-- START OF Material supplied --
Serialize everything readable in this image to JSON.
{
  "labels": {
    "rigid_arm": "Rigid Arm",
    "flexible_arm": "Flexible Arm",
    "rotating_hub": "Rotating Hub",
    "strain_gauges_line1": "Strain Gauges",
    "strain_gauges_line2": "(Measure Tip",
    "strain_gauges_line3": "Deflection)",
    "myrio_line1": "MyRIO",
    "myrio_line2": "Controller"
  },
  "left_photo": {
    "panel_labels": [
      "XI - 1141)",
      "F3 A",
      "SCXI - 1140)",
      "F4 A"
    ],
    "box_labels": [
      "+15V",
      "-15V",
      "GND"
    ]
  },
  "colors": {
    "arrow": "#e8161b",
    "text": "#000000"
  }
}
-- END OF Material supplied --
### What to work on
Extract the complete set of records unchanged.

### Correct answer
Serialize everything readable in this image to JSON.
{
  "labels": {
    "rigid_arm": "Rigid Arm",
    "flexible_arm": "Flexible Arm",
    "rotating_hub": "Rotating Hub",
    "strain_gauges_line1": "Strain Gauges",
    "strain_gauges_line2": "(Measure Tip",
    "strain_gauges_line3": "Deflection)",
    "myrio_line1": "MyRIO",
    "myrio_line2": "Controller"
  },
  "left_photo": {
    "panel_labels": [
      "XI - 1141)",
      "F3 A",
      "SCXI - 1140)",
      "F4 A"
    ],
    "box_labels": [
      "+15V",
      "-15V",
      "GND"
    ]
  },
  "colors": {
    "arrow": "#e8161b",
    "text": "#000000"
  }
}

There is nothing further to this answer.